## Vorliegender Text
----
Zu lachen gibt es wenig: Kathrin Hildebrand, Wilhelm Schneck und Michael Gaedt (von links). Foto: Alex Wunsch Quelle: Unbekannt

Von Verena Großkreutz

Stuttgart - Wer das Thema Grabsteinsprüche googelt, trifft schnell auf Seiten mit den lustigsten. Da kann man lesen: „Hier ruhen meine Gebeine, ich wollt’, es wären Deine!“, „ICH hatte die Vorfahrt!“ oder: „Er war in seinem Leben ein guter Schwanz, betet für ihn einen Rosenkranz“. In solch respektlosem Witzeln zeigt sich, dass Angehörige angesichts des Todes ihrer Lieben oft im Zwiespalt stehen zwischen Würde-Zwang und dem Bedürfnis, der furchtbaren Realität und ihrer gnadenlosen Erinnerung an die Endlichkeit des Menschen mit Galgen-Humor zu begegnen. Tote können sich nicht wehren, und wer zuletzt lacht, lacht ohnehin am besten. Idealer Stoff für den schwarzen Humor, und als Spezialisten für selbigen gibt es glänzende britische Filmkomödien zu diesem Thema: „Sterben für Anfänger“ oder „Ein todsicheres Geschäft“. Die Messlatte liegt hoch, wenn man das älteste Gewerbe der Welt auf die Schippe nehmen will.

Die formidable Stuttgarter Theatertruppe Lokstoff ! - bekannt für ihre Inszenierungen in öffentlichen Räumen - hat sich daran gewagt: mit der Komödie „Die Bestatter“, die jetzt im kleinen Saal des Stuttgarter Theaterhauses uraufgeführt wurde. Geschrieben haben es die drei Darsteller selbst: Kathrin Hildebrand und Wilhelm Schneck von Lokstoff. Wohl als Publikumsmagneten haben sie Michael Gaedt - von der Comedytruppe „Die kleine Tierschau“ und Darsteller des Schrotti in der TV-Serie „Soko Stuttgart“ - mit an Bord geholt. Regie führte Christian Müller.

Ausgangssituation: Zwei Bestatter und eine Bestatterin treffen im Vorraum einer Aussegnungshalle aufeinander und warten auf die Übernahme einer Urne. Drinnen läuft eine Trauerfeier ab, man hört immer wieder salbungsvolle Worte des Trauerredners und Ave-Maria-Orgelklänge aus dem Off. Vorne wird gewitzelt und gequatscht rund ums Thema Tod und Bestattung. Anwesende: der bodenständige, traditionsbewusste Herr Finke von den „Finke-Bestattungen. Ihre Trauer in unseren Händen. Seit fünf Generationen“, die ehrgeizige, trendbewusste Workaholicerin Röderer vom „Bestattungsinstitut Röderer - Wir freuen uns auf Sie!“ und Herr Maier als Neuer im Gewerbe, der sich auf Online-Bestattungen spezialisiert hat - was hier unwitzigerweise nur die Buchungsform betrifft.
----
## Rohdaten

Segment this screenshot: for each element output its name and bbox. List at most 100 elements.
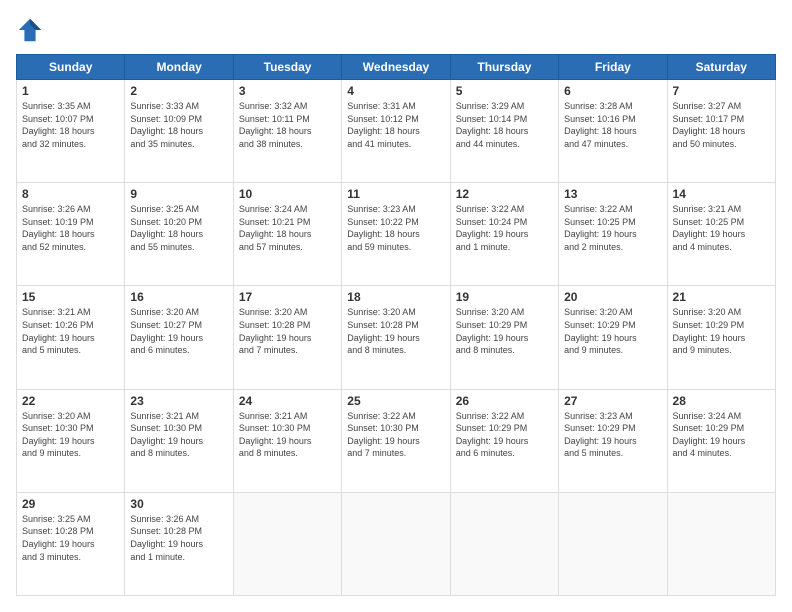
----
## Aufgabenstellung 1
Überarbeite einen Abschnitt der Theaterkritik von „Die formidable Stuttgarter“ bis „führte Christian Müller.“ und ersetze darin „uraufgeführt“ durch „erstmals gezeigt“.
## Aufgabenstellung 2
Prüfe anhand der Theaterkritik, ob die folgenden Aussagen zutreffen, und belege jede Antwort mit einem wörtlichen Zitat: (a) Das Stück wurde im großen Saal des Stuttgarter Theaterhauses uraufgeführt. (b) Regie führte Christian Müller. (c) Herr Maier hat sich auf Online-Bestattungen spezialisiert.

## Antwort 1
Die formidable Stuttgarter Theatertruppe Lokstoff ! - bekannt für ihre Inszenierungen in öffentlichen Räumen - hat sich daran gewagt: mit der Komödie „Die Bestatter“, die jetzt im kleinen Saal des Stuttgarter Theaterhauses erstmals gezeigt wurde. Geschrieben haben es die drei Darsteller selbst: Kathrin Hildebrand und Wilhelm Schneck von Lokstoff. Wohl als Publikumsmagneten haben sie Michael Gaedt - von der Comedytruppe „Die kleine Tierschau“ und Darsteller des Schrotti in der TV-Serie „Soko Stuttgart“ - mit an Bord geholt. Regie führte Christian Müller.

## Antwort 2
(a) Nein: „im kleinen Saal des Stuttgarter Theaterhauses uraufgeführt“
(b) Ja: „Regie führte Christian Müller.“
(c) Ja: „der sich auf Online-Bestattungen spezialisiert hat“